### Tasks
a) Decide whether each statement below agrees with the passage on HRD challenges. Answer yes or no for each, and quote the words of the passage that decide it.
(i) The passage identifies the people participating in programs as the customers.
(ii) The writer used the first week of the Brazil assignment to design and conduct tailored sessions.
(iii) The passage holds that HRD has historically been a source of revenue or profit growth.
b) Reproduce the passage on HRD challenges from "The second challenge" up to and including "targets for change.".

### Document text
--------------------------------

Challenge 1: From senior management. The first challenge will manifest itself in two ways. First, senior management sees itself as HRD's customer. Often, what they ask for is not what they need. Senior management is not the true customer, however. The people participating in programs are the customers. To become an EVA, we must transform senior management into "investors" and participants into "customers."

The second challenge from senior management is driven by the belief that HRD is not a source of revenue or profit growth. And for good reason - historically, HRD hasn't been. But by linking HRD solutions to specific business results, such as revenue-related metrics, senior management will begin to see us as a source of competitive advantage.

Consider the following scenario: The president of International Company X asked me to conduct a Management by Objectives Workshop for its Brazil division. This assignment made the president my customer, and the Brazil division management team my targets for change.

To transform the president into my investor and the Brazil division into my customer, I spent the first week interviewing all managers to determine current functionality and problems. The second week I set aside to design and conduct sessions tailored to eliminating problems managers were encountering when managing by objectives.

Challenge 2: From program participants. In most cases, participants view programs and services as the end game rather than a means to increased business performance. For example, when participants are asked why they attend a workshop on Effective Presentations, most typically answer "to learn how to make more effective presentations." The answer we want them to give is "to improve the performance of my department by making more effective presentations."

--------------------------------

### Dataset section
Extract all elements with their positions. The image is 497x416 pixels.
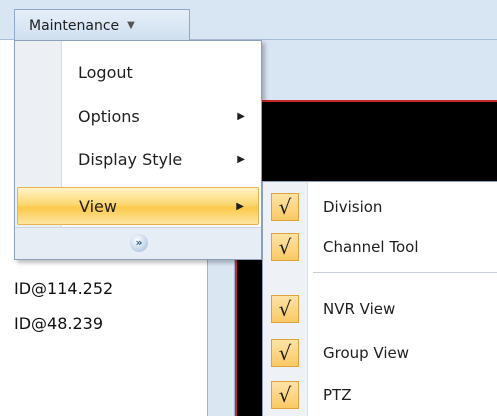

--------------------------------

### Responses to the exercise
a)
(i) Yes: "The people participating in programs are the customers."
(ii) No: "I spent the first week interviewing all managers to determine current functionality and problems."
(iii) No: "historically, HRD hasn't been."

b)
The second challenge from senior management is driven by the belief that HRD is not a source of revenue or profit growth. And for good reason - historically, HRD hasn't been. But by linking HRD solutions to specific business results, such as revenue-related metrics, senior management will begin to see us as a source of competitive advantage.

Consider the following scenario: The president of International Company X asked me to conduct a Management by Objectives Workshop for its Brazil division. This assignment made the president my customer, and the Brazil division management team my targets for change.